Give an exact copy of every line, leaving images out.
::::
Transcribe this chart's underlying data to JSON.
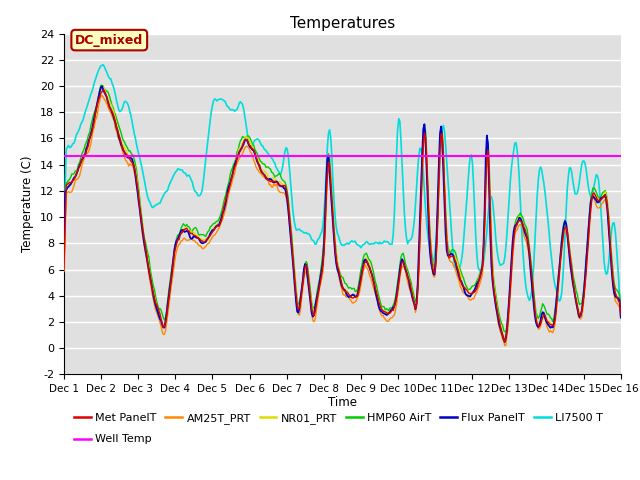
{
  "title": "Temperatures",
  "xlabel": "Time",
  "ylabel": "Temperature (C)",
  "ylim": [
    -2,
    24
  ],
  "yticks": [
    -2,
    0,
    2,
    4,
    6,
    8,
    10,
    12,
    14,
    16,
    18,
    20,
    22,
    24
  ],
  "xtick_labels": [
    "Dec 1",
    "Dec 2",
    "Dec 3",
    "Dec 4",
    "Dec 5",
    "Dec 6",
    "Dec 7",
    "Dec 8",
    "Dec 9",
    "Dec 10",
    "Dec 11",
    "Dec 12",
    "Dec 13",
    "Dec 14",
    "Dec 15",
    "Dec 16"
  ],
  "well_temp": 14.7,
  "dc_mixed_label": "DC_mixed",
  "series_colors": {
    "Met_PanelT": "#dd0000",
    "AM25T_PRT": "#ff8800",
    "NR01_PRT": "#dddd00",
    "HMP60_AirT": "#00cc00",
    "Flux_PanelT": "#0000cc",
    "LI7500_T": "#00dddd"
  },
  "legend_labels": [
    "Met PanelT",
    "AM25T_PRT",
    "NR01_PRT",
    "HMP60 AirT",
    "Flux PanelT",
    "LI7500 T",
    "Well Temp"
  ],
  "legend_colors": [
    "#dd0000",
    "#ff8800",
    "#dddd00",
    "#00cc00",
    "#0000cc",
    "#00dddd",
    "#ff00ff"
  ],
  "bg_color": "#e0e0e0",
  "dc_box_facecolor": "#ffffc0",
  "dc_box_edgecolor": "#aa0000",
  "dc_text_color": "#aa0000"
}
::::
» Written response
Transcribe this chart's underlying data to JSON.
{
  "title": "Temperatures",
  "xlabel": "Time",
  "ylabel": "Temperature (C)",
  "ylim": [
    -2,
    24
  ],
  "yticks": [
    -2,
    0,
    2,
    4,
    6,
    8,
    10,
    12,
    14,
    16,
    18,
    20,
    22,
    24
  ],
  "xtick_labels": [
    "Dec 1",
    "Dec 2",
    "Dec 3",
    "Dec 4",
    "Dec 5",
    "Dec 6",
    "Dec 7",
    "Dec 8",
    "Dec 9",
    "Dec 10",
    "Dec 11",
    "Dec 12",
    "Dec 13",
    "Dec 14",
    "Dec 15",
    "Dec 16"
  ],
  "well_temp": 14.7,
  "dc_mixed_label": "DC_mixed",
  "series_colors": {
    "Met_PanelT": "#dd0000",
    "AM25T_PRT": "#ff8800",
    "NR01_PRT": "#dddd00",
    "HMP60_AirT": "#00cc00",
    "Flux_PanelT": "#0000cc",
    "LI7500_T": "#00dddd"
  },
  "legend_labels": [
    "Met PanelT",
    "AM25T_PRT",
    "NR01_PRT",
    "HMP60 AirT",
    "Flux PanelT",
    "LI7500 T",
    "Well Temp"
  ],
  "legend_colors": [
    "#dd0000",
    "#ff8800",
    "#dddd00",
    "#00cc00",
    "#0000cc",
    "#00dddd",
    "#ff00ff"
  ],
  "bg_color": "#e0e0e0",
  "dc_box_facecolor": "#ffffc0",
  "dc_box_edgecolor": "#aa0000",
  "dc_text_color": "#aa0000"
}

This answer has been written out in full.